»»

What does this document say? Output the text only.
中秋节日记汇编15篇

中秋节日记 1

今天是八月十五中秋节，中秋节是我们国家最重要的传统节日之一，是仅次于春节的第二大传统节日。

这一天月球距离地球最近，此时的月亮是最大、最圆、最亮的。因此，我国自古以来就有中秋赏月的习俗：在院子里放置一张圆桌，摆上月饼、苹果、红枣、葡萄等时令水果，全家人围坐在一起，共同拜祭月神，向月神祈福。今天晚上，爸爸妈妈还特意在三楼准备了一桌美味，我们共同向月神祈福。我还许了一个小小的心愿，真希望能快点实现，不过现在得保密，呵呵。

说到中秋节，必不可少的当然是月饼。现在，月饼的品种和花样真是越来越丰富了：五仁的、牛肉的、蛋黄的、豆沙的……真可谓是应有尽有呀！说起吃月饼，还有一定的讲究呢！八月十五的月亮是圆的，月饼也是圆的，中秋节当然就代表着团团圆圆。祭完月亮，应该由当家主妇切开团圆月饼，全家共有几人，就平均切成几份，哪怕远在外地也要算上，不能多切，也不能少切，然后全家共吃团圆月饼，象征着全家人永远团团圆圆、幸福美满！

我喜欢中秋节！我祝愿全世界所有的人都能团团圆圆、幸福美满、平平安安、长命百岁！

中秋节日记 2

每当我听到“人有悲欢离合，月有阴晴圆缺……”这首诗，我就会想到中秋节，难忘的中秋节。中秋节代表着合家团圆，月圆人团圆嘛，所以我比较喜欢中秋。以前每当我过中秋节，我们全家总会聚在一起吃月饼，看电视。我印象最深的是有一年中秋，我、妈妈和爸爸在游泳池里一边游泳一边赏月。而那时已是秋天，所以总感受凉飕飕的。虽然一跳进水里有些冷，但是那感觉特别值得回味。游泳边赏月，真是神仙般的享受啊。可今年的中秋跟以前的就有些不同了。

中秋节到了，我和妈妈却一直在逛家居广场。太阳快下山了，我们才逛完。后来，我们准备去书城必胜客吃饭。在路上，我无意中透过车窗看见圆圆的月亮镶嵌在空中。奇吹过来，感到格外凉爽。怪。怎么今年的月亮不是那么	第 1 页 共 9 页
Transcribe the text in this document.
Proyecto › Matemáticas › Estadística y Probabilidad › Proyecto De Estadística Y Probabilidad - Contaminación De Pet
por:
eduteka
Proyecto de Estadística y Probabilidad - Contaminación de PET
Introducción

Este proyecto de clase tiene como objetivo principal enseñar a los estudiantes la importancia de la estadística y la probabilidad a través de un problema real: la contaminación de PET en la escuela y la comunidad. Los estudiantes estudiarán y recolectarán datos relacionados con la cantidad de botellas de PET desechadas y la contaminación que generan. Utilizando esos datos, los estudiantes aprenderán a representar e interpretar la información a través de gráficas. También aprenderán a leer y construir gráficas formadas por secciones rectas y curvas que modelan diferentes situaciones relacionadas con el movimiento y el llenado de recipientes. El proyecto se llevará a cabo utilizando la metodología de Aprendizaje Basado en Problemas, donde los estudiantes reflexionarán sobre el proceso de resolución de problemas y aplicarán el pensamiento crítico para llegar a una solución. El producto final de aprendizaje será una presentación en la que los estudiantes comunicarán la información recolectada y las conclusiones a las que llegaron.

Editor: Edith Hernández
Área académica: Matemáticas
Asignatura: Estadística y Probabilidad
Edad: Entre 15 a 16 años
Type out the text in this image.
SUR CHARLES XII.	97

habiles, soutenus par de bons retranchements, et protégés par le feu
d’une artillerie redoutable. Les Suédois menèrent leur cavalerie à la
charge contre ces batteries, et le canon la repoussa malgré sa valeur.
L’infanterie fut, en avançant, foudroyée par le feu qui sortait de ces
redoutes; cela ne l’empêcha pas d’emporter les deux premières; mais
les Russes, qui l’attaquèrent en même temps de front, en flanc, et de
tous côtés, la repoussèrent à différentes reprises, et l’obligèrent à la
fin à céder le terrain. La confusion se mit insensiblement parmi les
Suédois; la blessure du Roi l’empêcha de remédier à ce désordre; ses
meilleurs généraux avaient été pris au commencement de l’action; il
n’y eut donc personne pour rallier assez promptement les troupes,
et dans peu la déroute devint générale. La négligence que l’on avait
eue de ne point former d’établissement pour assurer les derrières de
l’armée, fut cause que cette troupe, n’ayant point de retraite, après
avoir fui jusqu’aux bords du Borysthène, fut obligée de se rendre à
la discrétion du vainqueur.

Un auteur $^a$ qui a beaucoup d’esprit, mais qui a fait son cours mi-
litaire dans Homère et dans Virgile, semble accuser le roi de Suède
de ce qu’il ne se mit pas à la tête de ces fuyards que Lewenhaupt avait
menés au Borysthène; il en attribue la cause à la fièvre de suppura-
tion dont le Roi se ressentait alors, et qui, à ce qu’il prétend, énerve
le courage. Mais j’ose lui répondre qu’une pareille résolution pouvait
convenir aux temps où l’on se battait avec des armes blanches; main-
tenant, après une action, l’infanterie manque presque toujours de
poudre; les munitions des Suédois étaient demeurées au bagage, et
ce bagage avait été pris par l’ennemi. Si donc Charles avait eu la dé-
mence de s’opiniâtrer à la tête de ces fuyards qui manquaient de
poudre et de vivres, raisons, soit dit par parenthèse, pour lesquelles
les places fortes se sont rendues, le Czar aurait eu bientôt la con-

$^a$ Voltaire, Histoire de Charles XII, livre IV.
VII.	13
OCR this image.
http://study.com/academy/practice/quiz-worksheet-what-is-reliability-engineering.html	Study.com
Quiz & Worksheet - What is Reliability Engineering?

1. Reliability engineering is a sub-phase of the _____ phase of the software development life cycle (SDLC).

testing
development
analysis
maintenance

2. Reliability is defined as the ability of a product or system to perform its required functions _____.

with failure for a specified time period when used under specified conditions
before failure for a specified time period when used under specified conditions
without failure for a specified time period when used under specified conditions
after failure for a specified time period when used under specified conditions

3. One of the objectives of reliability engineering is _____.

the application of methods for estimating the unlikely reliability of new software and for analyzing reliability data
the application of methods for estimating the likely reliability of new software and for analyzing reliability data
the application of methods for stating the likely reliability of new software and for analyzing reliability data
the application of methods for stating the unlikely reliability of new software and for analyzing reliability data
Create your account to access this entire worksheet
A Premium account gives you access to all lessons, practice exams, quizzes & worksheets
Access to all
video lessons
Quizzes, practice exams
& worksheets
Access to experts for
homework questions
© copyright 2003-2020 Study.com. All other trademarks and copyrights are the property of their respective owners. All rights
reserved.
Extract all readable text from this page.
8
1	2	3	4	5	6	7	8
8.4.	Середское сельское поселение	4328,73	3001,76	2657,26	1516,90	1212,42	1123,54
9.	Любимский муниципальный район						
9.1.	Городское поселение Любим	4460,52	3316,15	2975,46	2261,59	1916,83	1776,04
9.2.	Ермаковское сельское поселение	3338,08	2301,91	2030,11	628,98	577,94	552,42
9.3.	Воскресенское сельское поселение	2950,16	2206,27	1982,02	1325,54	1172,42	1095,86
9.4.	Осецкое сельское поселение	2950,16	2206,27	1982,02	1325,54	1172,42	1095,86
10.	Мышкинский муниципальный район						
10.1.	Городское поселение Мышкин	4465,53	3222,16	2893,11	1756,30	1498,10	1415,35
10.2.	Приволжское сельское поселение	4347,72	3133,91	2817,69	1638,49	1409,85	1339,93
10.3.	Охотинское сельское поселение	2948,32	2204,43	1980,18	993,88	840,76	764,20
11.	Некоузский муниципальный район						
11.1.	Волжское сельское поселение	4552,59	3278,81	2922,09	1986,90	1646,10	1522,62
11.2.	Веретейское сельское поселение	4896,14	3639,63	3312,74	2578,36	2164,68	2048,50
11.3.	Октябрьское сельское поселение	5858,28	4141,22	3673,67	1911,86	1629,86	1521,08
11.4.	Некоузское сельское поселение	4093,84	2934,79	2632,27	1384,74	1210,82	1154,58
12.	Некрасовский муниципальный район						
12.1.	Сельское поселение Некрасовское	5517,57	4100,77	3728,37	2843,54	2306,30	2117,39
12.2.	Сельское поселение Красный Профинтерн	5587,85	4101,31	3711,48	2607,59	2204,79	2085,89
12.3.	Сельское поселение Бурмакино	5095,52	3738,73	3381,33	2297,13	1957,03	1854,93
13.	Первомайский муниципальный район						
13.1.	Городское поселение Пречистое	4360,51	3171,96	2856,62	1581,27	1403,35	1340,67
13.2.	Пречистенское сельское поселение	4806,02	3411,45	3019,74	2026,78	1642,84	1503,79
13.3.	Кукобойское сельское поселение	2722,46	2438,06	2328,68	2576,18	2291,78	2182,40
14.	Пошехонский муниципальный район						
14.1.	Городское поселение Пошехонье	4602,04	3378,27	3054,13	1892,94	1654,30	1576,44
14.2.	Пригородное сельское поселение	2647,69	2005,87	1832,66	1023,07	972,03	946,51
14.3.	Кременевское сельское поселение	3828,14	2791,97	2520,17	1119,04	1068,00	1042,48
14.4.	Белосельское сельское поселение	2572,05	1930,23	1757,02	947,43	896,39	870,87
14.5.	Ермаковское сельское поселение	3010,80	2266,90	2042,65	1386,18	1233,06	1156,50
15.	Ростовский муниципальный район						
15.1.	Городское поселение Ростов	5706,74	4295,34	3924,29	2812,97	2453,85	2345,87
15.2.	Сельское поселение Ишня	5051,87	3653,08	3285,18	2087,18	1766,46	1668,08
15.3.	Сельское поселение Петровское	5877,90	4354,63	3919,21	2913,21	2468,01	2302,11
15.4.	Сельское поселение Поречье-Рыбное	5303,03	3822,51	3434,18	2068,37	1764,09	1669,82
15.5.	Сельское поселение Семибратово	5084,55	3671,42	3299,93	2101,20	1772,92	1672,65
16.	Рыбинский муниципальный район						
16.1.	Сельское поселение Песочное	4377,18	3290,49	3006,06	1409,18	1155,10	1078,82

««

- [INSTRUCTIONS TO FOLLOW]: Show each line of the listing that holds the string "failure".

- [THE REPLY]:
with failure for a specified time period when used under specified conditions
before failure for a specified time period when used under specified conditions
without failure for a specified time period when used under specified conditions
after failure for a specified time period when used under specified conditions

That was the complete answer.